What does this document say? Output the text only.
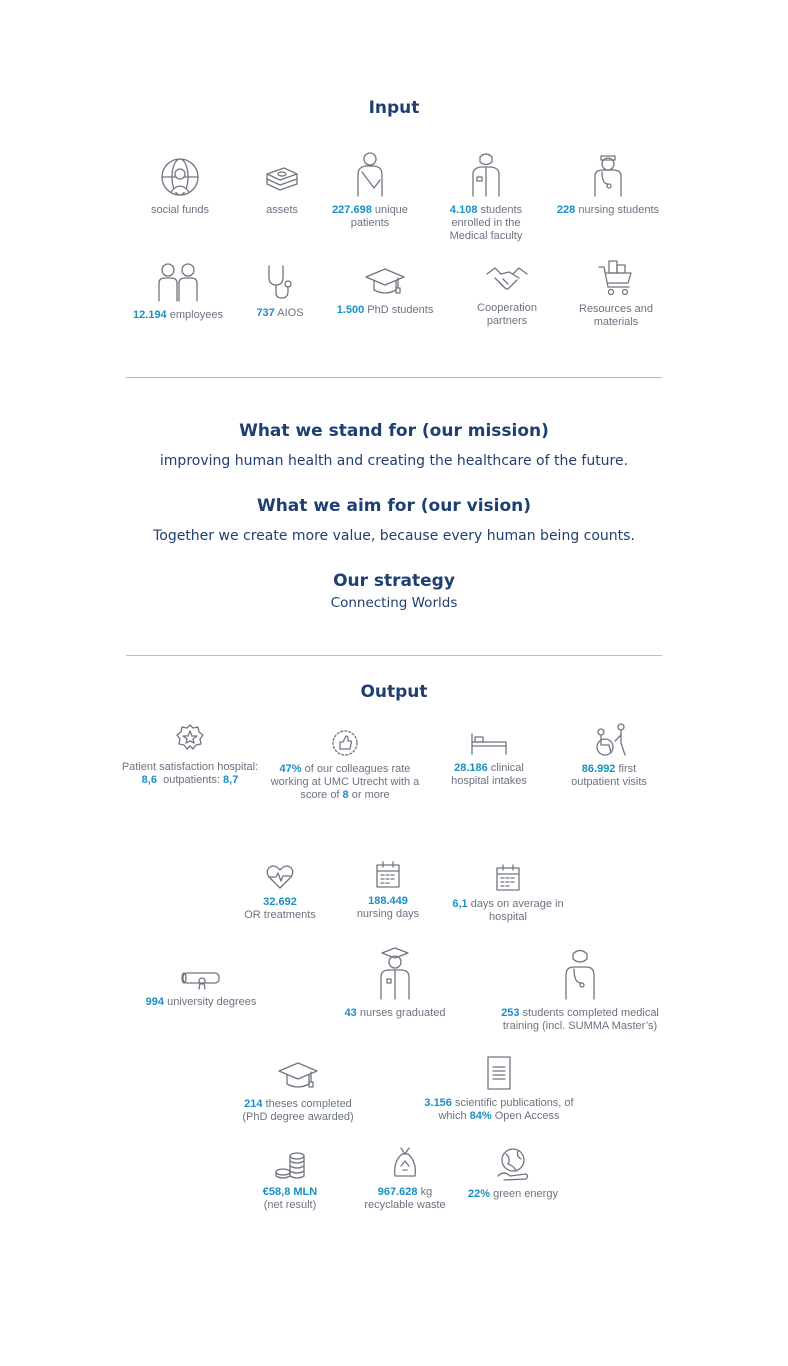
Input
social funds	assets	227.698 unique patients
4.108 students enrolled in the Medical faculty
228 nursing students
12.194 employees	737 AIOS	1.500 PhD students	Cooperation partners
Resources and materials
What we stand for (our mission)
improving human health and creating the healthcare of the future.
What we aim for (our vision)
Together we create more value, because every human being counts.
Our strategy
Connecting Worlds
Output
Patient satisfaction hospital:
8,6  outpatients: 8,7
47% of our colleagues rate working at UMC Utrecht with a score of 8 or more
28.186 clinical hospital intakes
86.992 first outpatient visits
32.692
OR treatments
188.449
nursing days
6,1 days on average in hospital
994 university degrees
43 nurses graduated	253 students completed medical training (incl. SUMMA Master’s)
214 theses completed (PhD degree awarded)
3.156 scientific publications, of which 84% Open Access
€58,8 MLN
(net result)
967.628 kg recyclable waste
22% green energy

•••••

* What this task involves: Only the pictures are to be left out, and all of the data must otherwise be transcribed exactly.

* Final answer:
What does this document say? Output the text only.
Input
social funds	assets	227.698 unique patients
4.108 students enrolled in the Medical faculty
228 nursing students
12.194 employees	737 AIOS	1.500 PhD students	Cooperation partners
Resources and materials
What we stand for (our mission)
improving human health and creating the healthcare of the future.
What we aim for (our vision)
Together we create more value, because every human being counts.
Our strategy
Connecting Worlds
Output
Patient satisfaction hospital:
8,6  outpatients: 8,7
47% of our colleagues rate working at UMC Utrecht with a score of 8 or more
28.186 clinical hospital intakes
86.992 first outpatient visits
32.692
OR treatments
188.449
nursing days
6,1 days on average in hospital
994 university degrees
43 nurses graduated	253 students completed medical training (incl. SUMMA Master’s)
214 theses completed (PhD degree awarded)
3.156 scientific publications, of which 84% Open Access
€58,8 MLN
(net result)
967.628 kg recyclable waste
22% green energy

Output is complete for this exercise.